- _Task instructions_
How many lines in the entries below include the string "name"? Answer with the number only.
## START
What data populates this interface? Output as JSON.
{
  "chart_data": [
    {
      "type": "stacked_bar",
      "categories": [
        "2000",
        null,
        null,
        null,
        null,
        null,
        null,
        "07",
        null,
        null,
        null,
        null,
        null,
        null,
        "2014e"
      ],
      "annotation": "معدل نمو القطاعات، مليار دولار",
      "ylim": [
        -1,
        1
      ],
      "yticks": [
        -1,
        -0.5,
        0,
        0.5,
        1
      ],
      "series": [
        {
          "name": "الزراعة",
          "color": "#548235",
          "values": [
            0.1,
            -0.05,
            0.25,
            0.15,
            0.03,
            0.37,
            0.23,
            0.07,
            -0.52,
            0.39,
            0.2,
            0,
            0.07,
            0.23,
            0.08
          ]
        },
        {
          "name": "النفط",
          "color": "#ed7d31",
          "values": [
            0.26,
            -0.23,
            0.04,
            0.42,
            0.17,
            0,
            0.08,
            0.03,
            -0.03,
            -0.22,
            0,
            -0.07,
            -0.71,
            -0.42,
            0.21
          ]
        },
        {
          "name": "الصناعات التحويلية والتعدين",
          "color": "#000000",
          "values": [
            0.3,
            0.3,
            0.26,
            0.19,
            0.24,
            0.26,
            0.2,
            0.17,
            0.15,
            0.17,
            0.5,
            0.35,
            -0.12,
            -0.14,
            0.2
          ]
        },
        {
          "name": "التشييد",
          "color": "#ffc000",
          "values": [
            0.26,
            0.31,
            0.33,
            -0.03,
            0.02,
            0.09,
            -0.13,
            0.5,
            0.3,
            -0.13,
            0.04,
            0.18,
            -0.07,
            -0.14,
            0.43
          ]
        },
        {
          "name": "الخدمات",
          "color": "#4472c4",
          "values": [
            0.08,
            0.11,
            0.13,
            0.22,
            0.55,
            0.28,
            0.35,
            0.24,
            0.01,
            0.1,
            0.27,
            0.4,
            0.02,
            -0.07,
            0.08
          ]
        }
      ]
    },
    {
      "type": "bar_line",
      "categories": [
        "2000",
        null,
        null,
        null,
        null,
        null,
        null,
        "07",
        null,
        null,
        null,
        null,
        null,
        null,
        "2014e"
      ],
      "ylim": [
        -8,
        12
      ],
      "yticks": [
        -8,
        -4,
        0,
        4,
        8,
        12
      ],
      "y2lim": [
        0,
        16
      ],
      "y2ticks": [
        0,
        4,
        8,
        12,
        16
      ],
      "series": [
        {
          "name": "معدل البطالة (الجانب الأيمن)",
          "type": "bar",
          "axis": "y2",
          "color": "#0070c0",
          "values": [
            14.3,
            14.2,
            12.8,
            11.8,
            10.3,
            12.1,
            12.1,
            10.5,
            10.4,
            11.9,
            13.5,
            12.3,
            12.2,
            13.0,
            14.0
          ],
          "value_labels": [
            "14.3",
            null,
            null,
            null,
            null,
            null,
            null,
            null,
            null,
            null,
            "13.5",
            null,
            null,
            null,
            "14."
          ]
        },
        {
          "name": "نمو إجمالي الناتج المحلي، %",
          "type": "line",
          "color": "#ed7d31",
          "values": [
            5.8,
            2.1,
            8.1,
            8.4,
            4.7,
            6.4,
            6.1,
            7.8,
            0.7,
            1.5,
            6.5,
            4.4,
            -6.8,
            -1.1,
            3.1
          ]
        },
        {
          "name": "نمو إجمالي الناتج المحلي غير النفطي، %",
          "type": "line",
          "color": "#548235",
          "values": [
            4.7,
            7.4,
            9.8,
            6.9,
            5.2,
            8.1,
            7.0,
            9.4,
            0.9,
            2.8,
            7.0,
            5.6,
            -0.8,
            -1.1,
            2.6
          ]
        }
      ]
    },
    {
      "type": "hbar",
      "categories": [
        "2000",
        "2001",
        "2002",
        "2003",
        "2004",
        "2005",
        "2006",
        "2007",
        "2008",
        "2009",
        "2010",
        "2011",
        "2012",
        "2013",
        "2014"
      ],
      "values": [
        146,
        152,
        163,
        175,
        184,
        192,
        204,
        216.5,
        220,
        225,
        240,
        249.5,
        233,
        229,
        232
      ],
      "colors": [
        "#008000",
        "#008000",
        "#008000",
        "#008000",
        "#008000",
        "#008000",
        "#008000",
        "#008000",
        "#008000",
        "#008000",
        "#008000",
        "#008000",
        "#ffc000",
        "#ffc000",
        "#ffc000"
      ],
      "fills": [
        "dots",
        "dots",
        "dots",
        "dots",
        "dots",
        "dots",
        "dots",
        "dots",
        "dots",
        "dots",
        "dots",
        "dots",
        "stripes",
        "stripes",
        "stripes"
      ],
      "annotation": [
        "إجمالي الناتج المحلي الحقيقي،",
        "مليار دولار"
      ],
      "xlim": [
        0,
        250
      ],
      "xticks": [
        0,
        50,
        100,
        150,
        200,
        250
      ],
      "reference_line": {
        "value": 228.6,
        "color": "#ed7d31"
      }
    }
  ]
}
## END
- _Answer to this task_
8